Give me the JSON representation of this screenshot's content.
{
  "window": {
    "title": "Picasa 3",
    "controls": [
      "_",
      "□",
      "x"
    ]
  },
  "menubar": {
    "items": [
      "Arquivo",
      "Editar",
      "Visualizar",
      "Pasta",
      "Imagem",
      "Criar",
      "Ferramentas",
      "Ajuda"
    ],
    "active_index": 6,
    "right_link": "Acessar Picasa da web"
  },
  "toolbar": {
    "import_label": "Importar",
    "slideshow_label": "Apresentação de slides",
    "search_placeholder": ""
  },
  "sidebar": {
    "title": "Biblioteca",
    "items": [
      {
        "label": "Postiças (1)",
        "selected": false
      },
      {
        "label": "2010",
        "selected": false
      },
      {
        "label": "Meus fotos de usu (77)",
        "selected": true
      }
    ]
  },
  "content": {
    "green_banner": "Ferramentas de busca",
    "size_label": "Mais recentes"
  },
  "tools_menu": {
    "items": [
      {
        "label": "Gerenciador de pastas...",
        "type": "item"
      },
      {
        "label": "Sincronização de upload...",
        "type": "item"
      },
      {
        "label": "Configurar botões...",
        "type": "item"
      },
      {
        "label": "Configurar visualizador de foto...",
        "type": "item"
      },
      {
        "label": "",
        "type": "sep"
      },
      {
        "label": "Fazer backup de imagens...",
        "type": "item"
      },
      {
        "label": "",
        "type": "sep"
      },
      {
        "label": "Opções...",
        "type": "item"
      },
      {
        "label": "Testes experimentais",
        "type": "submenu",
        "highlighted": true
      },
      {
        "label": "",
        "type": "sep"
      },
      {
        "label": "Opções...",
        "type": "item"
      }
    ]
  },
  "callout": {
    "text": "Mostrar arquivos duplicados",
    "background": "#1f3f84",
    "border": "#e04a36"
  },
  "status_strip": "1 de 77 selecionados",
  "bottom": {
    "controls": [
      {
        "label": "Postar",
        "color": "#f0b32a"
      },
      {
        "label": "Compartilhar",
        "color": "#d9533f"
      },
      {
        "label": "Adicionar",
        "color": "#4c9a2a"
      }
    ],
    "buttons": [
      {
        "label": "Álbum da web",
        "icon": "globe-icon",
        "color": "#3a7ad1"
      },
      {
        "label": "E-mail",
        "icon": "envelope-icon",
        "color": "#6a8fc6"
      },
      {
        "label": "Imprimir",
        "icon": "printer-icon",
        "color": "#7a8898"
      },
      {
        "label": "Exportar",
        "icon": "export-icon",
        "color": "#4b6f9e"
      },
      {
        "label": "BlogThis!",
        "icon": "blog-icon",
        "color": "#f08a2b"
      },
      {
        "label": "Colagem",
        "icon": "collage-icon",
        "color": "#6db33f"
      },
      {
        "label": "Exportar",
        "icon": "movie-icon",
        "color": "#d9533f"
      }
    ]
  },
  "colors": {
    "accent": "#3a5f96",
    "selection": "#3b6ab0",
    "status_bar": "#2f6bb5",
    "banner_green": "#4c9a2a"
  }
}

+++++

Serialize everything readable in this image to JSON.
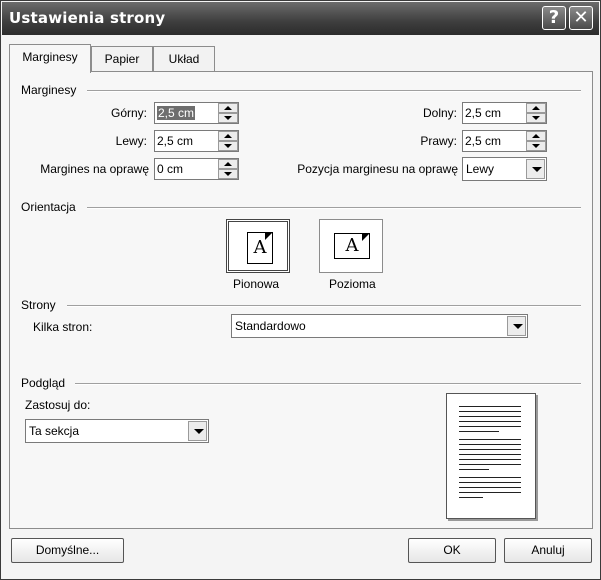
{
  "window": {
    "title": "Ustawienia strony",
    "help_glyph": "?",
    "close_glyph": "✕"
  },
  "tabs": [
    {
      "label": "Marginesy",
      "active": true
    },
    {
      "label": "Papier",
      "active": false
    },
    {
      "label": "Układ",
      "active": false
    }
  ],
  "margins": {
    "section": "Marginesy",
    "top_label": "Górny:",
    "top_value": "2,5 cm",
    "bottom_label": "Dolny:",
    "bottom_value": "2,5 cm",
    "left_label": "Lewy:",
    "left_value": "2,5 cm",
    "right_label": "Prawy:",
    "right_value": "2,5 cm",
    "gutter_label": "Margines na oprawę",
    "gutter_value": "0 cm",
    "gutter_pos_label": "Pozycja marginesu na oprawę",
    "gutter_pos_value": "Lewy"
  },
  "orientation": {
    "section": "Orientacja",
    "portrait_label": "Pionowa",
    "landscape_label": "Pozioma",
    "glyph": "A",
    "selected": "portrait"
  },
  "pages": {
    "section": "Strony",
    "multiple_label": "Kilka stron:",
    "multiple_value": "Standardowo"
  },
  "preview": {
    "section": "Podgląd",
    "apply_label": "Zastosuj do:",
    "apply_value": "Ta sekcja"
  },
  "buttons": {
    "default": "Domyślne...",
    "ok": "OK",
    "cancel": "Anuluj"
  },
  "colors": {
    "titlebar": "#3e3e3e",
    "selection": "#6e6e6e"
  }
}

+++++

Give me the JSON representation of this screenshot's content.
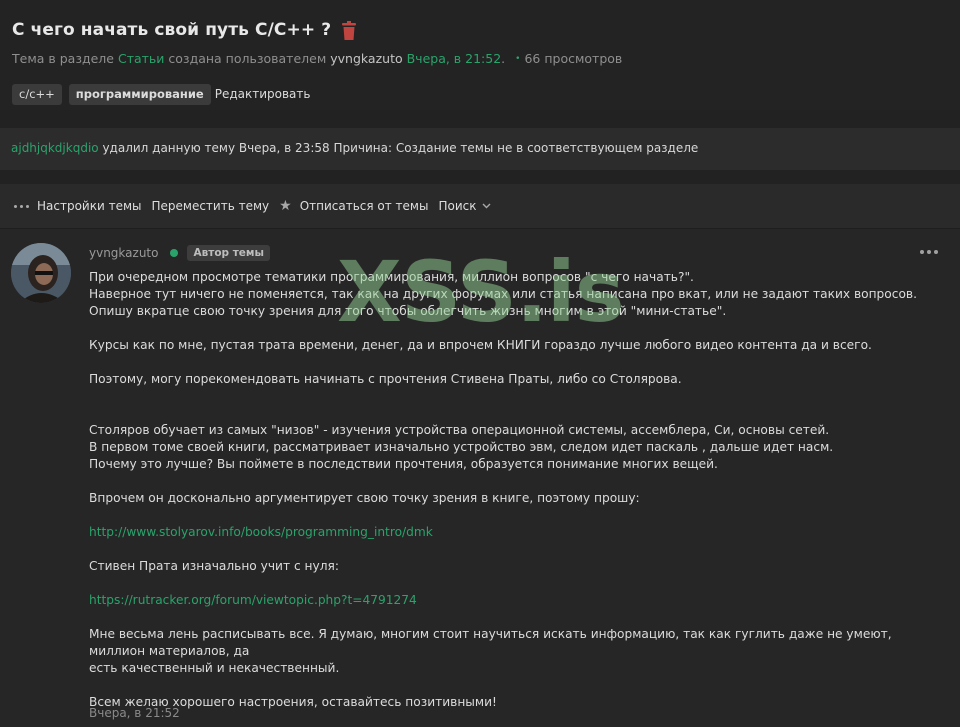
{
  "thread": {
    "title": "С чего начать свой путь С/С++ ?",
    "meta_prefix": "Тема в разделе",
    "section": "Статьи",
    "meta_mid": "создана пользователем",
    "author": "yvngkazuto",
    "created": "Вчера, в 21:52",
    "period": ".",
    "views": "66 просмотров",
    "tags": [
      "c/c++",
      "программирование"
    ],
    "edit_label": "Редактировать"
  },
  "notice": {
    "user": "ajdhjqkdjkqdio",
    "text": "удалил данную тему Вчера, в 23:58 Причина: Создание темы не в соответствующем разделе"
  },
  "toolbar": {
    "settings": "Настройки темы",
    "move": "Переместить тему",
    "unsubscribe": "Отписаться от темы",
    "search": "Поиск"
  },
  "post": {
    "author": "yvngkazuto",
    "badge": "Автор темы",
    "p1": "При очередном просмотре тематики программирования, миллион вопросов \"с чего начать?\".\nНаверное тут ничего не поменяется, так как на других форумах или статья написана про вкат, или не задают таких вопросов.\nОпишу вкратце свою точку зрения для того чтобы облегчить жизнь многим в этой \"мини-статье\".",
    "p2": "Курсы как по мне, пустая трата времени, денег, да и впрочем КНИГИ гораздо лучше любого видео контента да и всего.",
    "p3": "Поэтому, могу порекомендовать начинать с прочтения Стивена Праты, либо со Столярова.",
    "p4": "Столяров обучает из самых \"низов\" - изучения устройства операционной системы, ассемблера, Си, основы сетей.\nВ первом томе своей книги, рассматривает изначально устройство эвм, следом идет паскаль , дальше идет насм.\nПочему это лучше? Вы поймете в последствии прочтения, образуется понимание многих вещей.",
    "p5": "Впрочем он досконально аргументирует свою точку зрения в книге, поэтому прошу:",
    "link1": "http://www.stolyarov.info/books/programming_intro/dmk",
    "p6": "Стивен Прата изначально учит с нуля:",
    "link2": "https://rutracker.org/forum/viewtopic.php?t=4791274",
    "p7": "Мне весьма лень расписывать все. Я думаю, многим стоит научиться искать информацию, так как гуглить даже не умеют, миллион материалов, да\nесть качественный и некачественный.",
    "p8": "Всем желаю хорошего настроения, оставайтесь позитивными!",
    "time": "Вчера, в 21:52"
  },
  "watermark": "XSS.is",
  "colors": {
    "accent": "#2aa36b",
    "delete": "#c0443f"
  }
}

+++++

### EXERCISE DESCRIPTION
Each line that holds the string "Marginesy" counts once; give the total and nothing else.

### FINISHED EXERCISE
2